--- start Excerpt to read ---

So does this mean the news business will simply die out? That’s unlikely. But according to a number of Wharton faculty who have followed the subject, someone will have to come up with a new business model that pays for the sometimes costly work of gathering news while also squeezing a profit out of a readership whose options include the entire world wide web.

The paradox of the great newspaper crack-up of 2008 is that the nation’s appetite for information remains ravenous. Millions more people consume free online reports from The New York Times‘ global news bureaus than ever paid to do so back when the firm’s finances were riding high. Indeed, that very phenomenon has added to the challenges facing smaller metropolitan papers, whose monopoly status once obliged readers to either settle for the attenuated version of the world offered by their local daily, or seek out expensive out-of-town papers.

Of course, the web doesn’t simply pit one media firm against another. A number of major stories in the past few years — from November’s Mumbai terror attacks, which featured real-time online updates from eyewitnesses, to the 2007 pet food recall, where a few pet-oriented web sites became the most credible sources about what foods were killing dogs and cats — demonstrate that trustworthy, independent sources of key information can quickly elbow established brands aside by winning readers who are as eager as ever to follow the story.

The Internet’s impact is likewise not limited to global stories: It enables neighborhood-level blogs and web sites that offer a degree of detail no traditional newspaper can offer to every corner of a metropolitan area.

Broccoli vs. Red Meat

The problem, from a business point of view, is that few of today’s eager, fickle readers are willing to pay for their online news. So far, consumers have been lucky, getting free of charge the information essentially underwritten by a dwindling number of print subscribers and advertisers. The vertiginous declines of major dailies suggest this won’t always be the case, leaving newspaper firms in the dangerous position of having to cut the staff whose reporting attracted readers in the first place. (Online advertising is growing fast, but per-reader revenue on the web remains far smaller than for print.)

--- end Excerpt to read ---
--- start Data listing ---

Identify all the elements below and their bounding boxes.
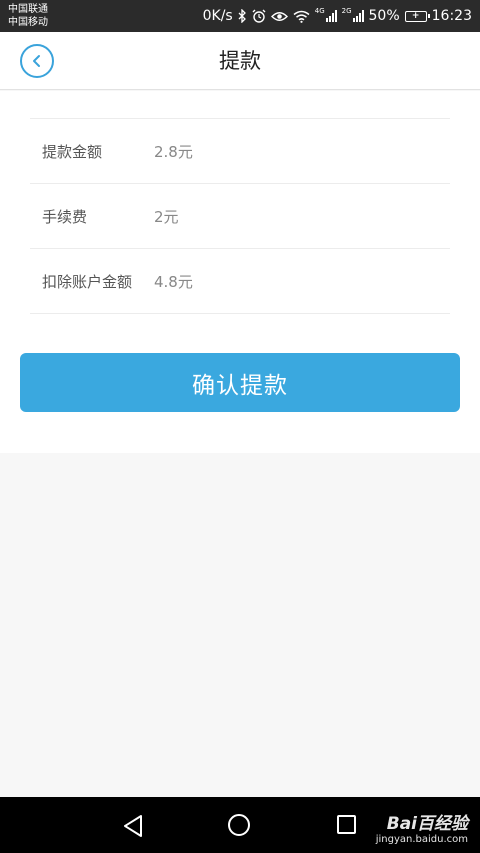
eye-icon [270,11,288,22]
carrier-1: 中国联通 [8,4,48,15]
nav-back-icon[interactable] [122,814,144,838]
status-bar: 中国联通 中国移动 0K/s 4G 2G 50% + 16:23 [0,0,480,32]
carrier-2: 中国移动 [8,17,48,28]
signal-icon: 2G [341,7,364,22]
network-speed: 0K/s [202,8,233,24]
detail-value: 2元 [154,207,179,226]
detail-label: 扣除账户金额 [42,272,133,291]
detail-row-amount: 提款金额 2.8元 [30,119,450,184]
app-header: 提款 [0,32,480,90]
wifi-icon [293,10,310,23]
watermark-url: jingyan.baidu.com [375,834,468,845]
battery-percent: 50% [368,8,400,24]
detail-list: 提款金额 2.8元 手续费 2元 扣除账户金额 4.8元 [30,118,450,314]
detail-row-fee: 手续费 2元 [30,184,450,249]
baidu-watermark: Bai百经验 jingyan.baidu.com [376,809,468,845]
detail-value: 2.8元 [154,142,193,161]
watermark-brand: Bai百经验 [386,814,468,834]
system-nav-bar: Bai百经验 jingyan.baidu.com [0,797,480,853]
withdraw-panel: 提款金额 2.8元 手续费 2元 扣除账户金额 4.8元 确认提款 [0,91,480,453]
alarm-icon [252,9,266,23]
signal-1-tag: 4G [314,7,325,15]
page-title: 提款 [219,49,261,73]
detail-label: 手续费 [42,207,88,226]
carrier-info: 中国联通 中国移动 [8,3,48,29]
nav-recent-icon[interactable] [337,815,356,834]
confirm-withdraw-button[interactable]: 确认提款 [20,353,460,412]
chevron-left-icon [33,55,40,67]
signal-icon: 4G [314,7,337,22]
back-button[interactable] [20,44,54,78]
signal-2-tag: 2G [341,7,352,15]
detail-row-deduction: 扣除账户金额 4.8元 [30,249,450,314]
clock: 16:23 [431,8,472,24]
detail-label: 提款金额 [42,142,103,161]
status-indicators: 0K/s 4G 2G 50% + 16:23 [203,0,472,32]
battery-icon: + [404,10,430,22]
detail-value: 4.8元 [154,272,193,291]
bluetooth-icon [238,9,247,23]
nav-home-icon[interactable] [228,814,250,836]
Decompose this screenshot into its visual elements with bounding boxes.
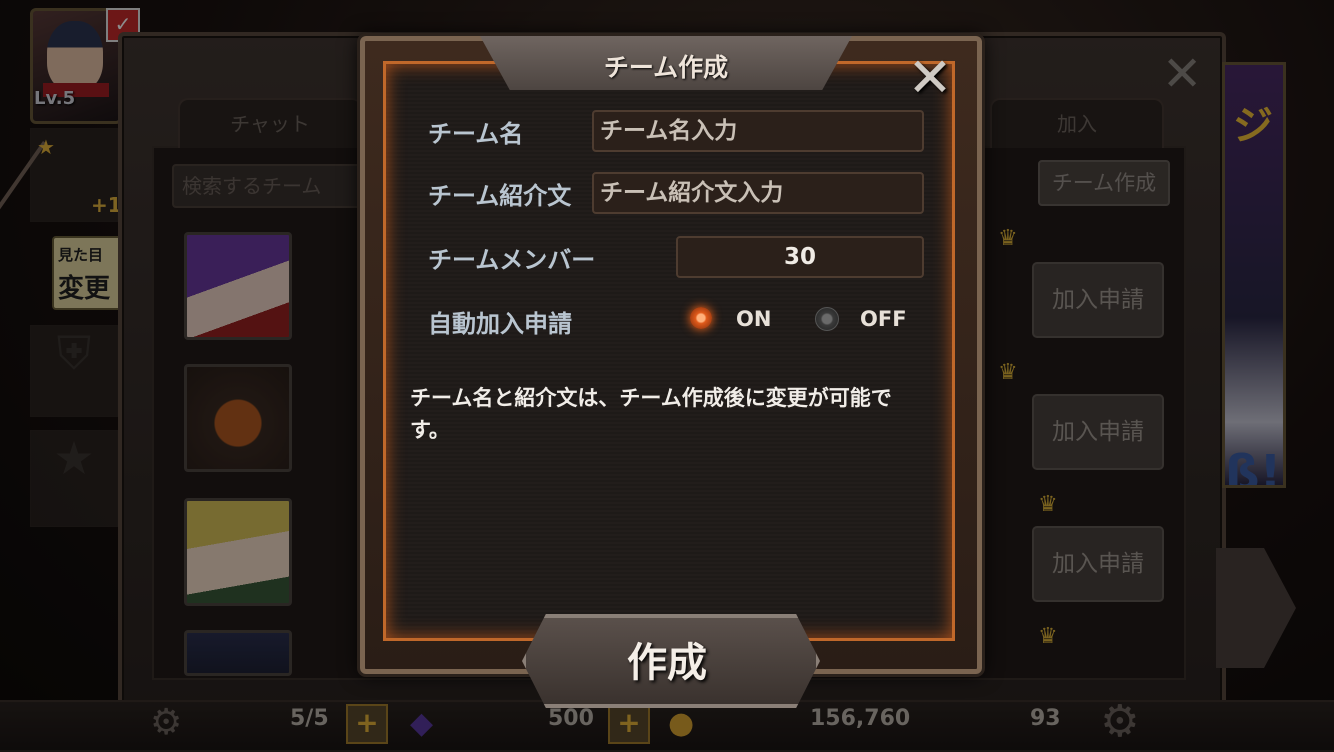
team-member-input[interactable]: 30: [676, 236, 924, 278]
auto-join-off-radio[interactable]: [815, 307, 839, 331]
team-name-label: チーム名: [428, 120, 524, 148]
auto-join-off-label[interactable]: OFF: [860, 307, 907, 331]
auto-join-on-label[interactable]: ON: [736, 307, 771, 331]
dialog-notice: チーム名と紹介文は、チーム作成後に変更が可能です。: [410, 386, 892, 442]
auto-join-on-radio[interactable]: [690, 307, 712, 329]
auto-join-label: 自動加入申請: [428, 310, 572, 338]
team-intro-label: チーム紹介文: [428, 182, 572, 210]
team-member-label: チームメンバー: [428, 246, 596, 274]
close-icon[interactable]: ✕: [904, 51, 956, 105]
create-button-label[interactable]: 作成: [522, 630, 812, 688]
team-name-input[interactable]: チーム名入力: [592, 110, 924, 152]
team-intro-input[interactable]: チーム紹介文入力: [592, 172, 924, 214]
dialog-title: チーム作成: [603, 53, 729, 82]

--- end Data listing ---

- [Tasks]:
a) According to the passage on the news business, which 2007 event made a few pet-oriented web sites the most credible sources of information?
b) Carry the passage on the news business forward past its last sentence.
The listing above is separate material, apart from the passage on the news business.

- [Responses]:
a) The 2007 pet food recall.

b)
So how can a professional, reliable news product turn a profit — or at least break even — for its investors? No clear route back from the abyss has emerged. But Wharton’s media-watchers offer a few ideas:

  • The Philanthropic Route: Wharton business and public policy professor Joel Waldfogel has researched the impact of news media on society and fears that a decline in serious reporting about public affairs will harm our democracy. Of course, that reporting, especially at the local level, is precisely the sort of expensive undertaking that cash-strapped news firms have often slashed as unprofitable. Waldfogel notes that in Minneapolis, San Diego and a number of other cities, laid-off newspaper staffers have turned to charitable sources to underwrite reporting for new online ventures. “We subsidized the healthy vegetables with the red meat,” Waldfogel said of the old newspaper model, where many readers would buy the paper for late sports scores, enabling important public interest reporting in the process. “Now there’s been this decoupling. It’s really hard to support the broccoli at all.”
  • The Niche Route: Forget Capitol Hill. Forget the State House. Maybe even forget City Hall. Steve Ennen, managing director of the Wharton Interactive Media Initiative, says one key to success is to provide news and information for the most local of levels. “I’m talking block-to-block,” says Ennen, citing localized web presences that have proved successful in Europe and Latin America. The problem with devoting your own resources to covering popular topics like Hollywood or national politics is that someone else is also doing so — in the process, swiping your readers. A news business that gets down to the nitty-gritty, though, can quickly have the field to itself. The same goes for other niches, from ideologies to narrow interests ranging from news about pets to the latest on Pakistan. Waldfogel predicts the online news market will eventually look like the politically polarized newspaper market of a century ago, before monopoly status encouraged most publications to seek middle ground.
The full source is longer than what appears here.